(Excerpts from a figure dataset)
[Begin]
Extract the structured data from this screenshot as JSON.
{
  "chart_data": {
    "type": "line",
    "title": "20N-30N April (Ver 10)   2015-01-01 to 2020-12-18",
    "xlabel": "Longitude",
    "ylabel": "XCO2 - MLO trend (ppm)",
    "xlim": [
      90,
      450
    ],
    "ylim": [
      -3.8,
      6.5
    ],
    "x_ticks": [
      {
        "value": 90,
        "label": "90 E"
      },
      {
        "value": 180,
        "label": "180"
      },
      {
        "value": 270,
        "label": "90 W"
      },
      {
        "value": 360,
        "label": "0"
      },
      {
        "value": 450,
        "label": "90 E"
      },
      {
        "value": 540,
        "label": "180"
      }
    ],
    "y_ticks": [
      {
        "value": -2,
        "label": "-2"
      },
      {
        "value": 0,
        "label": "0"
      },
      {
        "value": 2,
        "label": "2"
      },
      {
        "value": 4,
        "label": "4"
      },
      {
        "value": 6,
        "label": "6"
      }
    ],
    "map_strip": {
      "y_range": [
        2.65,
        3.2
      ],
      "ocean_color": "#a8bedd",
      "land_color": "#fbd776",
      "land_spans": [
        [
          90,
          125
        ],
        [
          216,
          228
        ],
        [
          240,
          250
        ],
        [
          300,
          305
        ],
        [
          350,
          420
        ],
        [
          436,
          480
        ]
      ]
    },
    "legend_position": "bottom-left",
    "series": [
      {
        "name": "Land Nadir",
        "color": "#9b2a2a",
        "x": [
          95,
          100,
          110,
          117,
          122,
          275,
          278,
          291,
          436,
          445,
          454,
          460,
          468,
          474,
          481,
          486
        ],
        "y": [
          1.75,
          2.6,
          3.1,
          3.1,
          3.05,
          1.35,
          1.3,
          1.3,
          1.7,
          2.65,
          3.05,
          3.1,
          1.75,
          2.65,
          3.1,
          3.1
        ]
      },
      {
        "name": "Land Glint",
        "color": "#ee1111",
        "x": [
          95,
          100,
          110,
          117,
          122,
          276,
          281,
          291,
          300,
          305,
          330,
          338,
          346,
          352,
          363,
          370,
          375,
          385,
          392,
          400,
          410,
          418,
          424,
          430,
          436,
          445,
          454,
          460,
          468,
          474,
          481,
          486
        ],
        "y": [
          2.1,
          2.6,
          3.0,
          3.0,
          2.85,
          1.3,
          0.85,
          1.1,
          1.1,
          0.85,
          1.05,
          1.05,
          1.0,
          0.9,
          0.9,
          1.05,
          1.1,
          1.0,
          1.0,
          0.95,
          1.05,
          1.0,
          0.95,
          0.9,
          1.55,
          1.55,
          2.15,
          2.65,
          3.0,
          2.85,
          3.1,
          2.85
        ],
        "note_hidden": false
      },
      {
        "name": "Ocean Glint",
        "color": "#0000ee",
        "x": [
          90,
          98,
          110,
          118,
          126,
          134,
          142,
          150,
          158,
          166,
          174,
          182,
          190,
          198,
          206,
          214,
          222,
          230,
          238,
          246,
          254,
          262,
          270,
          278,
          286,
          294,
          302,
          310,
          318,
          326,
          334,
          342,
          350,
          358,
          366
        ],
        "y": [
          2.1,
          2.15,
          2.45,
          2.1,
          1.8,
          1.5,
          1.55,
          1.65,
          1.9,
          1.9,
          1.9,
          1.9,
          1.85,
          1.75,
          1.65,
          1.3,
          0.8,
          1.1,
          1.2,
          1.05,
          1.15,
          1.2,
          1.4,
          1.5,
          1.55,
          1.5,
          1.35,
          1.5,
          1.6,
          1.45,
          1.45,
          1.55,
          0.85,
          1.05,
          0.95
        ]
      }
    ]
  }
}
[End]
Give back the whole listing, word for word.

# Reply
Extract the structured data from this screenshot as JSON.
{
  "chart_data": {
    "type": "line",
    "title": "20N-30N April (Ver 10)   2015-01-01 to 2020-12-18",
    "xlabel": "Longitude",
    "ylabel": "XCO2 - MLO trend (ppm)",
    "xlim": [
      90,
      450
    ],
    "ylim": [
      -3.8,
      6.5
    ],
    "x_ticks": [
      {
        "value": 90,
        "label": "90 E"
      },
      {
        "value": 180,
        "label": "180"
      },
      {
        "value": 270,
        "label": "90 W"
      },
      {
        "value": 360,
        "label": "0"
      },
      {
        "value": 450,
        "label": "90 E"
      },
      {
        "value": 540,
        "label": "180"
      }
    ],
    "y_ticks": [
      {
        "value": -2,
        "label": "-2"
      },
      {
        "value": 0,
        "label": "0"
      },
      {
        "value": 2,
        "label": "2"
      },
      {
        "value": 4,
        "label": "4"
      },
      {
        "value": 6,
        "label": "6"
      }
    ],
    "map_strip": {
      "y_range": [
        2.65,
        3.2
      ],
      "ocean_color": "#a8bedd",
      "land_color": "#fbd776",
      "land_spans": [
        [
          90,
          125
        ],
        [
          216,
          228
        ],
        [
          240,
          250
        ],
        [
          300,
          305
        ],
        [
          350,
          420
        ],
        [
          436,
          480
        ]
      ]
    },
    "legend_position": "bottom-left",
    "series": [
      {
        "name": "Land Nadir",
        "color": "#9b2a2a",
        "x": [
          95,
          100,
          110,
          117,
          122,
          275,
          278,
          291,
          436,
          445,
          454,
          460,
          468,
          474,
          481,
          486
        ],
        "y": [
          1.75,
          2.6,
          3.1,
          3.1,
          3.05,
          1.35,
          1.3,
          1.3,
          1.7,
          2.65,
          3.05,
          3.1,
          1.75,
          2.65,
          3.1,
          3.1
        ]
      },
      {
        "name": "Land Glint",
        "color": "#ee1111",
        "x": [
          95,
          100,
          110,
          117,
          122,
          276,
          281,
          291,
          300,
          305,
          330,
          338,
          346,
          352,
          363,
          370,
          375,
          385,
          392,
          400,
          410,
          418,
          424,
          430,
          436,
          445,
          454,
          460,
          468,
          474,
          481,
          486
        ],
        "y": [
          2.1,
          2.6,
          3.0,
          3.0,
          2.85,
          1.3,
          0.85,
          1.1,
          1.1,
          0.85,
          1.05,
          1.05,
          1.0,
          0.9,
          0.9,
          1.05,
          1.1,
          1.0,
          1.0,
          0.95,
          1.05,
          1.0,
          0.95,
          0.9,
          1.55,
          1.55,
          2.15,
          2.65,
          3.0,
          2.85,
          3.1,
          2.85
        ],
        "note_hidden": false
      },
      {
        "name": "Ocean Glint",
        "color": "#0000ee",
        "x": [
          90,
          98,
          110,
          118,
          126,
          134,
          142,
          150,
          158,
          166,
          174,
          182,
          190,
          198,
          206,
          214,
          222,
          230,
          238,
          246,
          254,
          262,
          270,
          278,
          286,
          294,
          302,
          310,
          318,
          326,
          334,
          342,
          350,
          358,
          366
        ],
        "y": [
          2.1,
          2.15,
          2.45,
          2.1,
          1.8,
          1.5,
          1.55,
          1.65,
          1.9,
          1.9,
          1.9,
          1.9,
          1.85,
          1.75,
          1.65,
          1.3,
          0.8,
          1.1,
          1.2,
          1.05,
          1.15,
          1.2,
          1.4,
          1.5,
          1.55,
          1.5,
          1.35,
          1.5,
          1.6,
          1.45,
          1.45,
          1.55,
          0.85,
          1.05,
          0.95
        ]
      }
    ]
  }
}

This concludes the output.